(Excerpt from a dataset)
★ ★ ★

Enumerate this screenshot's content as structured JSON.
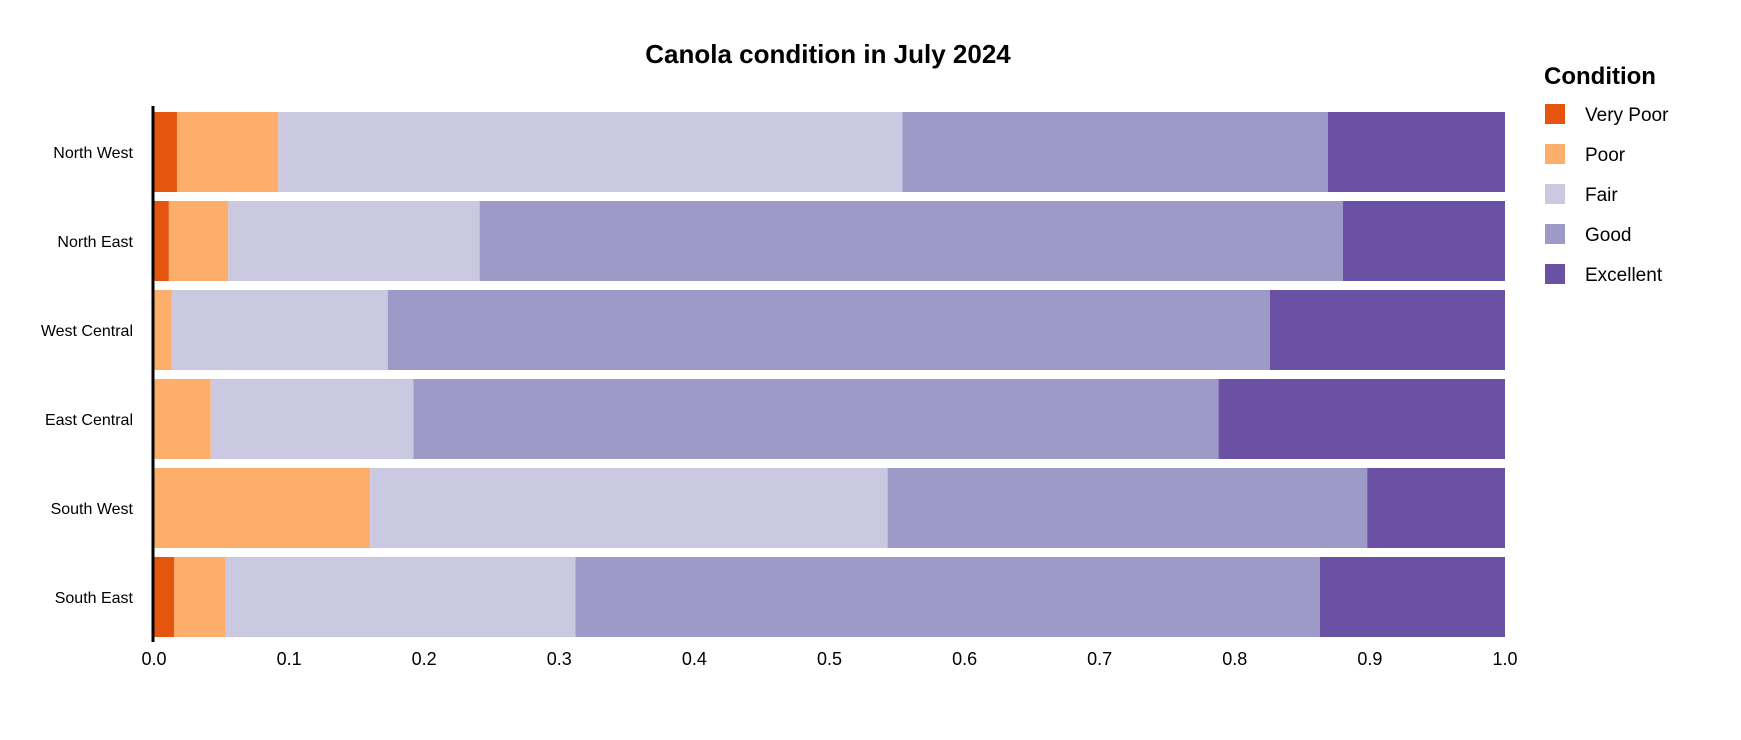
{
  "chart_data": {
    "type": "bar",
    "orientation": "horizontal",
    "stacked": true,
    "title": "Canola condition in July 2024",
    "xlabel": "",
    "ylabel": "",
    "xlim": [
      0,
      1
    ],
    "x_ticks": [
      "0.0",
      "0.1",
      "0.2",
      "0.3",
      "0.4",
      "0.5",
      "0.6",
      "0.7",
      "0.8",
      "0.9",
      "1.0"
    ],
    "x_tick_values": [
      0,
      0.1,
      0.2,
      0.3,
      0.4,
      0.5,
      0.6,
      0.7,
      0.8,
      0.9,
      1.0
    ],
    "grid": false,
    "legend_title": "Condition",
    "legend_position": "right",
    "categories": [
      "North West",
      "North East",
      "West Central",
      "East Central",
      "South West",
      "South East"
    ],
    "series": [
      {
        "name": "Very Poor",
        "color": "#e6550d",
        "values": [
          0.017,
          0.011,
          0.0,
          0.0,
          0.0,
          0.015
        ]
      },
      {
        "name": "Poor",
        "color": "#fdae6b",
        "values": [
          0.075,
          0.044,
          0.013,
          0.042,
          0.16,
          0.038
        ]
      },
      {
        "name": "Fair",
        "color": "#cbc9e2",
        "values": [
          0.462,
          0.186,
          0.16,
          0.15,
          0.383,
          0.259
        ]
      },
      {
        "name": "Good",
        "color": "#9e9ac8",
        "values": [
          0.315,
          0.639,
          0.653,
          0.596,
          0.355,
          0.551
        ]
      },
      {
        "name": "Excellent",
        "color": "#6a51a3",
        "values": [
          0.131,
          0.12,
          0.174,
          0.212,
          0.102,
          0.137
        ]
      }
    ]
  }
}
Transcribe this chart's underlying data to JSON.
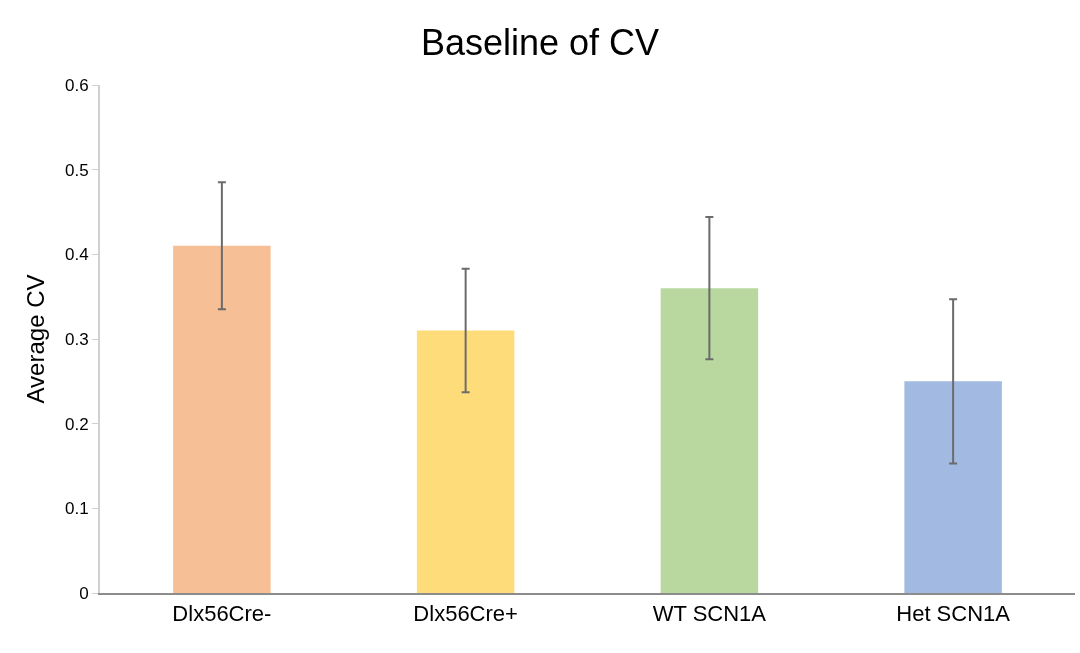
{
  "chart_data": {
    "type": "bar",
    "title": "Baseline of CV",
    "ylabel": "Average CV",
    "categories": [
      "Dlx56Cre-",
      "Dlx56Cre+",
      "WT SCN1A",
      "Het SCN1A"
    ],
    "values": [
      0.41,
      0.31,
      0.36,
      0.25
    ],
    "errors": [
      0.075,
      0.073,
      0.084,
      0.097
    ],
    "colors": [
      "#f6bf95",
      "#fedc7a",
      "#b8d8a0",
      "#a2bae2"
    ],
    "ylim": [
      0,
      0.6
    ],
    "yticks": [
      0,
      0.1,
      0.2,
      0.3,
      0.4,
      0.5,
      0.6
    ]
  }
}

★ ★ ★

AIM →
Write out exactly the lines from the one that contains "Transcribe this chart's" through the last line of the data above, both included. Leave every picture out.

REPLY →
Transcribe this chart's underlying data to JSON.
{
  "chart_data": {
    "type": "bar",
    "title": "Baseline of CV",
    "ylabel": "Average CV",
    "categories": [
      "Dlx56Cre-",
      "Dlx56Cre+",
      "WT SCN1A",
      "Het SCN1A"
    ],
    "values": [
      0.41,
      0.31,
      0.36,
      0.25
    ],
    "errors": [
      0.075,
      0.073,
      0.084,
      0.097
    ],
    "colors": [
      "#f6bf95",
      "#fedc7a",
      "#b8d8a0",
      "#a2bae2"
    ],
    "ylim": [
      0,
      0.6
    ],
    "yticks": [
      0,
      0.1,
      0.2,
      0.3,
      0.4,
      0.5,
      0.6
    ]
  }
}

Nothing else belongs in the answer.